Aim →
Transcribe each line of the material as it is, and drop any picture.

Records provided →
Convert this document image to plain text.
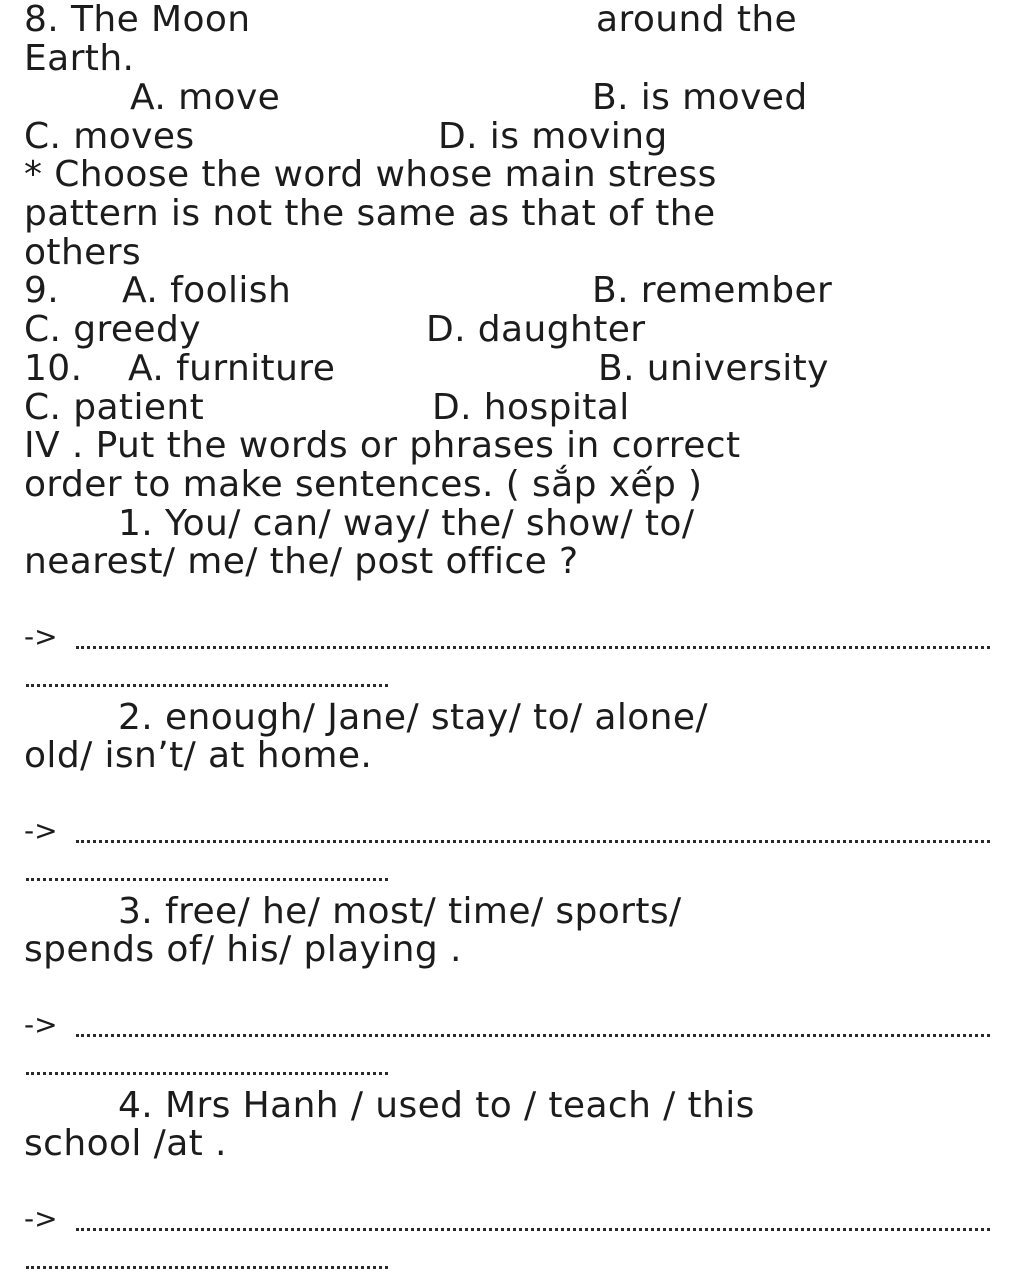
8. The Moon	around the
Earth.
A. move	B. is moved
C. moves	D. is moving
* Choose the word whose main stress
pattern is not the same as that of the
others
9. A. foolish	B. remember
C. greedy	D. daughter
10. A. furniture	B. university
C. patient	D. hospital
IV . Put the words or phrases in correct
order to make sentences. ( sắp xếp )
1. You/ can/ way/ the/ show/ to/
nearest/ me/ the/ post office ?
->
2. enough/ Jane/ stay/ to/ alone/
old/ isn’t/ at home.
->
3. free/ he/ most/ time/ sports/
spends of/ his/ playing .
->
4. Mrs Hanh / used to / teach / this
school /at .
->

Solution →
Convert this document image to plain text.
8. The Moon	around the
Earth.
A. move	B. is moved
C. moves	D. is moving
* Choose the word whose main stress
pattern is not the same as that of the
others
9. A. foolish	B. remember
C. greedy	D. daughter
10. A. furniture	B. university
C. patient	D. hospital
IV . Put the words or phrases in correct
order to make sentences. ( sắp xếp )
1. You/ can/ way/ the/ show/ to/
nearest/ me/ the/ post office ?
->
2. enough/ Jane/ stay/ to/ alone/
old/ isn’t/ at home.
->
3. free/ he/ most/ time/ sports/
spends of/ his/ playing .
->
4. Mrs Hanh / used to / teach / this
school /at .
->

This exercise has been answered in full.